Source records:
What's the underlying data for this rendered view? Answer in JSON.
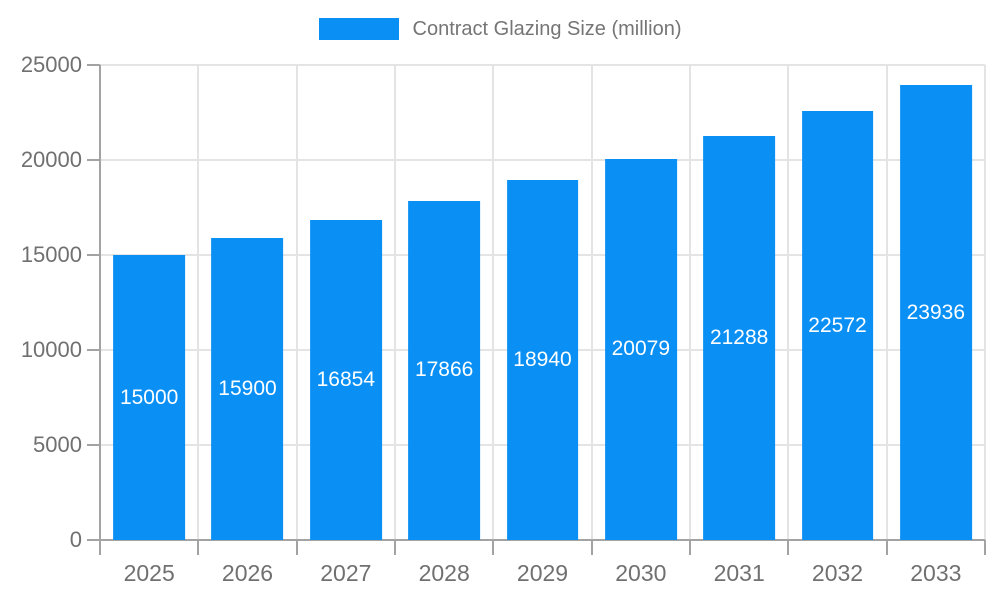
{
  "chart_data": {
    "type": "bar",
    "title": "Contract Glazing Size (million)",
    "legend": {
      "label": "Contract Glazing Size (million)",
      "position": "top-center"
    },
    "categories": [
      "2025",
      "2026",
      "2027",
      "2028",
      "2029",
      "2030",
      "2031",
      "2032",
      "2033"
    ],
    "series": [
      {
        "name": "Contract Glazing Size (million)",
        "values": [
          15000,
          15900,
          16854,
          17866,
          18940,
          20079,
          21288,
          22572,
          23936
        ]
      }
    ],
    "xlabel": "",
    "ylabel": "",
    "ylim": [
      0,
      25000
    ],
    "y_ticks": [
      0,
      5000,
      10000,
      15000,
      20000,
      25000
    ],
    "grid": true,
    "bar_labels_inside": true,
    "colors": {
      "bar": "#0a90f5",
      "bar_label_text": "#ffffff",
      "axis_label_text": "#707070",
      "legend_text": "#757575",
      "grid_line": "#e4e4e4",
      "axis_line": "#a3a3a3",
      "background": "#ffffff"
    }
  }
}
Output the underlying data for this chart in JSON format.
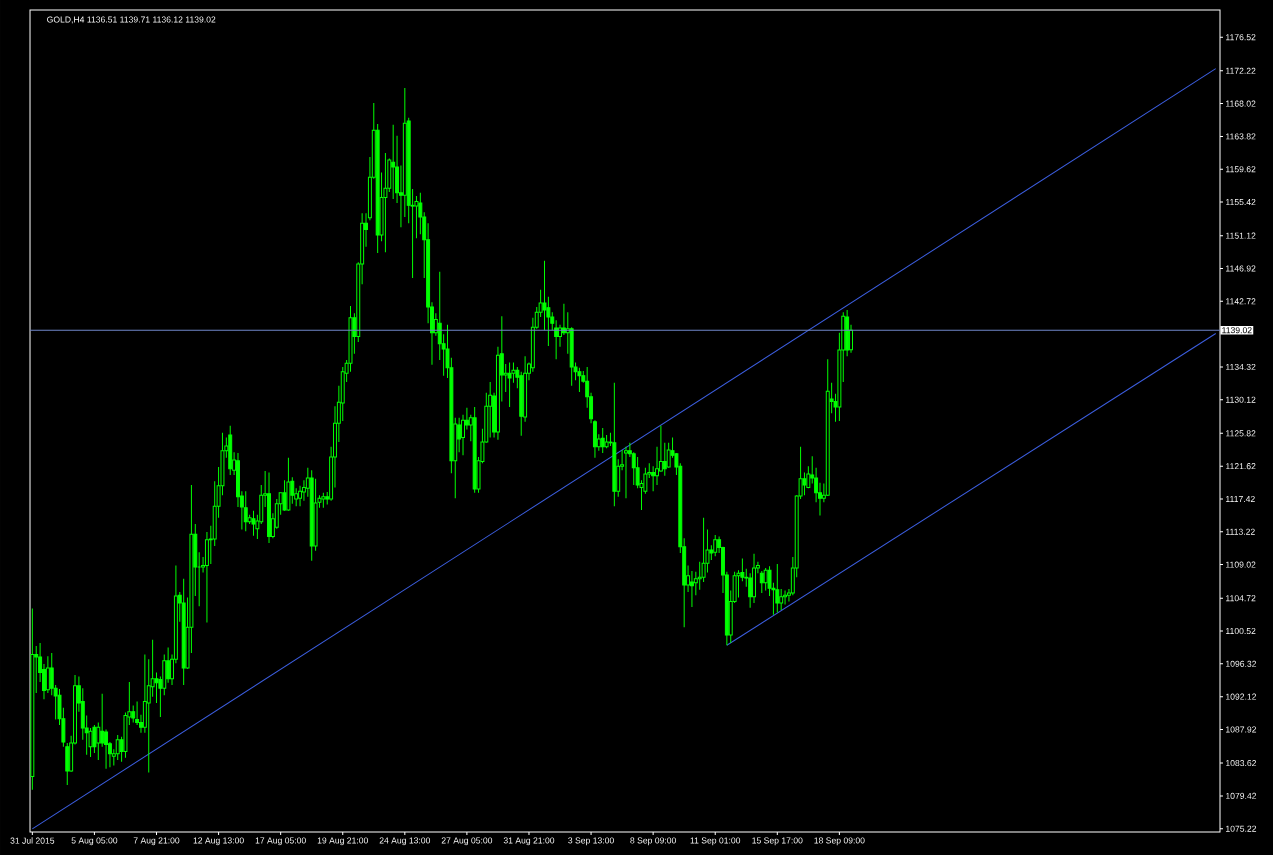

Your task
Pictures are to be left out; all else in the entries above is to be quoted exactly.

Output
What's the underlying data for this rendered view? Answer in JSON.
{
  "chart_data": {
    "type": "bar",
    "title": "Contract Glazing Size (million)",
    "legend": {
      "label": "Contract Glazing Size (million)",
      "position": "top-center"
    },
    "categories": [
      "2025",
      "2026",
      "2027",
      "2028",
      "2029",
      "2030",
      "2031",
      "2032",
      "2033"
    ],
    "series": [
      {
        "name": "Contract Glazing Size (million)",
        "values": [
          15000,
          15900,
          16854,
          17866,
          18940,
          20079,
          21288,
          22572,
          23936
        ]
      }
    ],
    "xlabel": "",
    "ylabel": "",
    "ylim": [
      0,
      25000
    ],
    "y_ticks": [
      0,
      5000,
      10000,
      15000,
      20000,
      25000
    ],
    "grid": true,
    "bar_labels_inside": true,
    "colors": {
      "bar": "#0a90f5",
      "bar_label_text": "#ffffff",
      "axis_label_text": "#707070",
      "legend_text": "#757575",
      "grid_line": "#e4e4e4",
      "axis_line": "#a3a3a3",
      "background": "#ffffff"
    }
  }
}
Output the underlying data for this chart in JSON format.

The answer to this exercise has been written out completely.